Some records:
☆ ☆ ☆ ☆

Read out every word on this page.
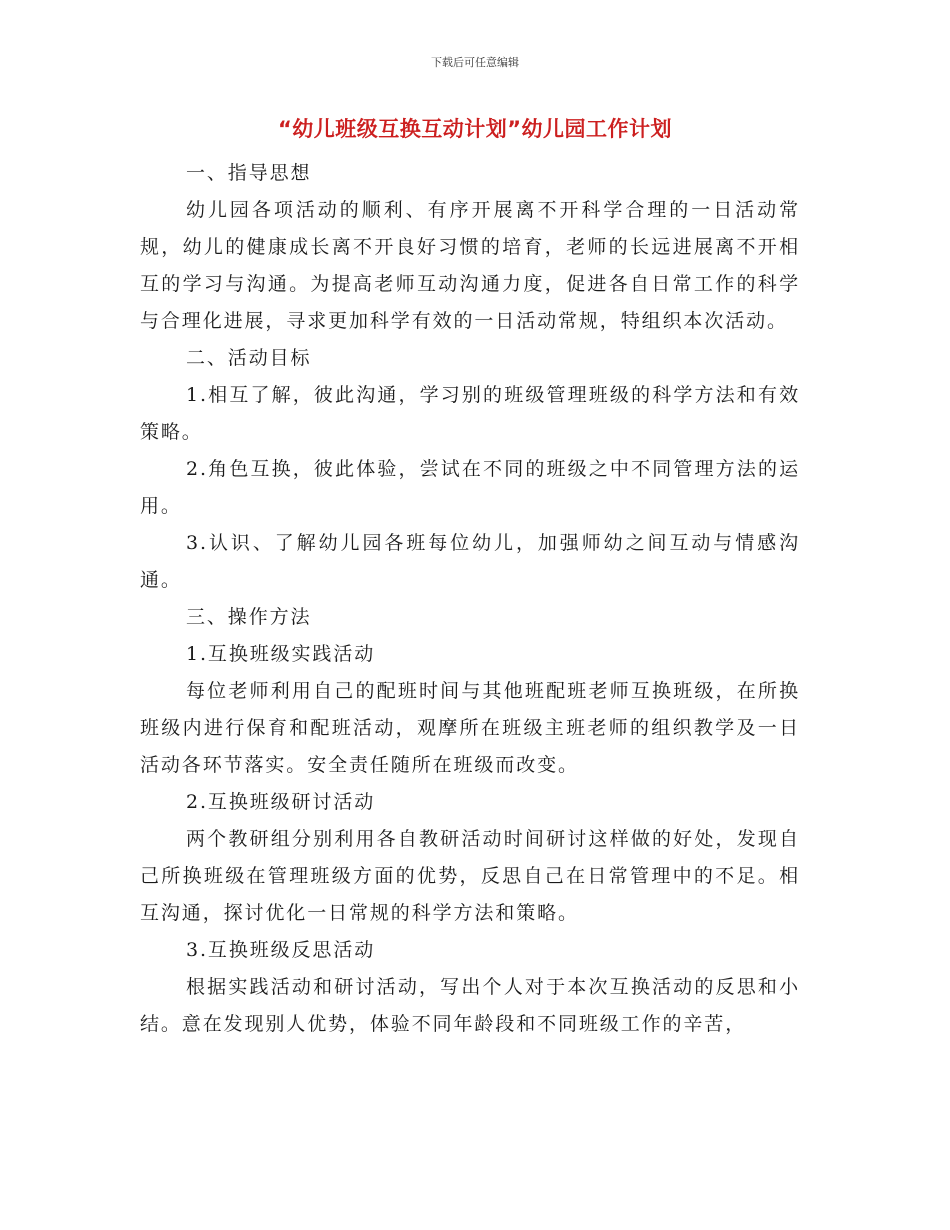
下载后可任意编辑
“幼儿班级互换互动计划”幼儿园工作计划

一、指导思想

幼儿园各项活动的顺利、有序开展离不开科学合理的一日活动常规，幼儿的健康成长离不开良好习惯的培育，老师的长远进展离不开相互的学习与沟通。为提高老师互动沟通力度，促进各自日常工作的科学与合理化进展，寻求更加科学有效的一日活动常规，特组织本次活动。

二、活动目标

1.相互了解，彼此沟通，学习别的班级管理班级的科学方法和有效策略。

2.角色互换，彼此体验，尝试在不同的班级之中不同管理方法的运用。

3.认识、了解幼儿园各班每位幼儿，加强师幼之间互动与情感沟通。

三、操作方法

1.互换班级实践活动

每位老师利用自己的配班时间与其他班配班老师互换班级，在所换班级内进行保育和配班活动，观摩所在班级主班老师的组织教学及一日活动各环节落实。安全责任随所在班级而改变。

2.互换班级研讨活动

两个教研组分别利用各自教研活动时间研讨这样做的好处，发现自己所换班级在管理班级方面的优势，反思自己在日常管理中的不足。相互沟通，探讨优化一日常规的科学方法和策略。

3.互换班级反思活动

根据实践活动和研讨活动，写出个人对于本次互换活动的反思和小结。意在发现别人优势，体验不同年龄段和不同班级工作的辛苦，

☆ ☆ ☆ ☆

AIM OF THE EXERCISE:
Your task is to repeat the data above exactly while excluding the pictures.

THE RESULT:
Read out every word on this page.
下载后可任意编辑
“幼儿班级互换互动计划”幼儿园工作计划

一、指导思想

幼儿园各项活动的顺利、有序开展离不开科学合理的一日活动常规，幼儿的健康成长离不开良好习惯的培育，老师的长远进展离不开相互的学习与沟通。为提高老师互动沟通力度，促进各自日常工作的科学与合理化进展，寻求更加科学有效的一日活动常规，特组织本次活动。

二、活动目标

1.相互了解，彼此沟通，学习别的班级管理班级的科学方法和有效策略。

2.角色互换，彼此体验，尝试在不同的班级之中不同管理方法的运用。

3.认识、了解幼儿园各班每位幼儿，加强师幼之间互动与情感沟通。

三、操作方法

1.互换班级实践活动

每位老师利用自己的配班时间与其他班配班老师互换班级，在所换班级内进行保育和配班活动，观摩所在班级主班老师的组织教学及一日活动各环节落实。安全责任随所在班级而改变。

2.互换班级研讨活动

两个教研组分别利用各自教研活动时间研讨这样做的好处，发现自己所换班级在管理班级方面的优势，反思自己在日常管理中的不足。相互沟通，探讨优化一日常规的科学方法和策略。

3.互换班级反思活动

根据实践活动和研讨活动，写出个人对于本次互换活动的反思和小结。意在发现别人优势，体验不同年龄段和不同班级工作的辛苦，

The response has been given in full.